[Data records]
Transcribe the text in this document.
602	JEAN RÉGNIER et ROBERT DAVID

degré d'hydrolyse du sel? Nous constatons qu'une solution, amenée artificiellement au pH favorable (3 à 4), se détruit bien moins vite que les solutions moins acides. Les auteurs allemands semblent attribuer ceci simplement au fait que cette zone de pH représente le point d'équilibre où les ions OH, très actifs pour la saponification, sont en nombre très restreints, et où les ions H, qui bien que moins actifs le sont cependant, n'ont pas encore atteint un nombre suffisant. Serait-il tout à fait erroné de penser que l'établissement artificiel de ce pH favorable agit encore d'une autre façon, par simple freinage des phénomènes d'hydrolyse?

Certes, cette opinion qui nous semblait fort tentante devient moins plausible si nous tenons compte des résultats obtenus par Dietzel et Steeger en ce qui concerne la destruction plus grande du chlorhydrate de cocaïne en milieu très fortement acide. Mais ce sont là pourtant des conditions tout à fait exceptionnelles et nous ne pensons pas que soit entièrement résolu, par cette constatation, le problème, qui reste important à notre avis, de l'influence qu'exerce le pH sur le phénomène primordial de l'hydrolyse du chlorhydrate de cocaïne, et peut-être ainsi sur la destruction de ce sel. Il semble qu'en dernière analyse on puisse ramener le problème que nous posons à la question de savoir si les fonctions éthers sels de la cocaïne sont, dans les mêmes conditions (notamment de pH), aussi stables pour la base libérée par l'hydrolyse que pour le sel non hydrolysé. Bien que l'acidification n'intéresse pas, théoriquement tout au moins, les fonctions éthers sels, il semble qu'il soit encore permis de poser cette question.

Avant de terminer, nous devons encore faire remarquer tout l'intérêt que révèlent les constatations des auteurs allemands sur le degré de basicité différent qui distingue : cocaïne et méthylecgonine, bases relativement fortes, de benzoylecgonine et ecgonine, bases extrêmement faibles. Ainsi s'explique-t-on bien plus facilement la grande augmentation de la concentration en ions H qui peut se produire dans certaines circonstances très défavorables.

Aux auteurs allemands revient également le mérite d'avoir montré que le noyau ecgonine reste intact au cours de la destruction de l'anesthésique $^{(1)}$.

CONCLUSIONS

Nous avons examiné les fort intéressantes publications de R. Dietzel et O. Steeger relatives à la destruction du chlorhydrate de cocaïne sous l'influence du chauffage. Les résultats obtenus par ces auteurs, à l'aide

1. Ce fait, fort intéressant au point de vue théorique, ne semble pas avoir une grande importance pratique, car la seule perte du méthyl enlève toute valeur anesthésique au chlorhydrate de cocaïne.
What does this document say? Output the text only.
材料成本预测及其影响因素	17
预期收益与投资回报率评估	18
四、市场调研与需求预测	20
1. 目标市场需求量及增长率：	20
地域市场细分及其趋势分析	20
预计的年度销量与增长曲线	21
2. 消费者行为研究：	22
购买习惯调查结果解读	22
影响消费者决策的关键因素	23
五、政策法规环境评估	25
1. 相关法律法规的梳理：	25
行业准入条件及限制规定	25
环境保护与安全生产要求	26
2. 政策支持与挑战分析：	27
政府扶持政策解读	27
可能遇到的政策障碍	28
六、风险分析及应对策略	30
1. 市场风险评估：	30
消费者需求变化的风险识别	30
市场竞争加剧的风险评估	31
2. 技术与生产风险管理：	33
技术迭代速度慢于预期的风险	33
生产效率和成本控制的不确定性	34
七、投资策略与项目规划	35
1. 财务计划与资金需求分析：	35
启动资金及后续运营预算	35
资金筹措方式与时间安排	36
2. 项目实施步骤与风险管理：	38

SHORT EXERCISE: Repeat the data verbatim.

RESPONSE TO THIS EXERCISE:
Transcribe the text in this document.
602	JEAN RÉGNIER et ROBERT DAVID

degré d'hydrolyse du sel? Nous constatons qu'une solution, amenée artificiellement au pH favorable (3 à 4), se détruit bien moins vite que les solutions moins acides. Les auteurs allemands semblent attribuer ceci simplement au fait que cette zone de pH représente le point d'équilibre où les ions OH, très actifs pour la saponification, sont en nombre très restreints, et où les ions H, qui bien que moins actifs le sont cependant, n'ont pas encore atteint un nombre suffisant. Serait-il tout à fait erroné de penser que l'établissement artificiel de ce pH favorable agit encore d'une autre façon, par simple freinage des phénomènes d'hydrolyse?

Certes, cette opinion qui nous semblait fort tentante devient moins plausible si nous tenons compte des résultats obtenus par Dietzel et Steeger en ce qui concerne la destruction plus grande du chlorhydrate de cocaïne en milieu très fortement acide. Mais ce sont là pourtant des conditions tout à fait exceptionnelles et nous ne pensons pas que soit entièrement résolu, par cette constatation, le problème, qui reste important à notre avis, de l'influence qu'exerce le pH sur le phénomène primordial de l'hydrolyse du chlorhydrate de cocaïne, et peut-être ainsi sur la destruction de ce sel. Il semble qu'en dernière analyse on puisse ramener le problème que nous posons à la question de savoir si les fonctions éthers sels de la cocaïne sont, dans les mêmes conditions (notamment de pH), aussi stables pour la base libérée par l'hydrolyse que pour le sel non hydrolysé. Bien que l'acidification n'intéresse pas, théoriquement tout au moins, les fonctions éthers sels, il semble qu'il soit encore permis de poser cette question.

Avant de terminer, nous devons encore faire remarquer tout l'intérêt que révèlent les constatations des auteurs allemands sur le degré de basicité différent qui distingue : cocaïne et méthylecgonine, bases relativement fortes, de benzoylecgonine et ecgonine, bases extrêmement faibles. Ainsi s'explique-t-on bien plus facilement la grande augmentation de la concentration en ions H qui peut se produire dans certaines circonstances très défavorables.

Aux auteurs allemands revient également le mérite d'avoir montré que le noyau ecgonine reste intact au cours de la destruction de l'anesthésique $^{(1)}$.

CONCLUSIONS

Nous avons examiné les fort intéressantes publications de R. Dietzel et O. Steeger relatives à la destruction du chlorhydrate de cocaïne sous l'influence du chauffage. Les résultats obtenus par ces auteurs, à l'aide

1. Ce fait, fort intéressant au point de vue théorique, ne semble pas avoir une grande importance pratique, car la seule perte du méthyl enlève toute valeur anesthésique au chlorhydrate de cocaïne.
What does this document say? Output the text only.
材料成本预测及其影响因素	17
预期收益与投资回报率评估	18
四、市场调研与需求预测	20
1. 目标市场需求量及增长率：	20
地域市场细分及其趋势分析	20
预计的年度销量与增长曲线	21
2. 消费者行为研究：	22
购买习惯调查结果解读	22
影响消费者决策的关键因素	23
五、政策法规环境评估	25
1. 相关法律法规的梳理：	25
行业准入条件及限制规定	25
环境保护与安全生产要求	26
2. 政策支持与挑战分析：	27
政府扶持政策解读	27
可能遇到的政策障碍	28
六、风险分析及应对策略	30
1. 市场风险评估：	30
消费者需求变化的风险识别	30
市场竞争加剧的风险评估	31
2. 技术与生产风险管理：	33
技术迭代速度慢于预期的风险	33
生产效率和成本控制的不确定性	34
七、投资策略与项目规划	35
1. 财务计划与资金需求分析：	35
启动资金及后续运营预算	35
资金筹措方式与时间安排	36
2. 项目实施步骤与风险管理：	38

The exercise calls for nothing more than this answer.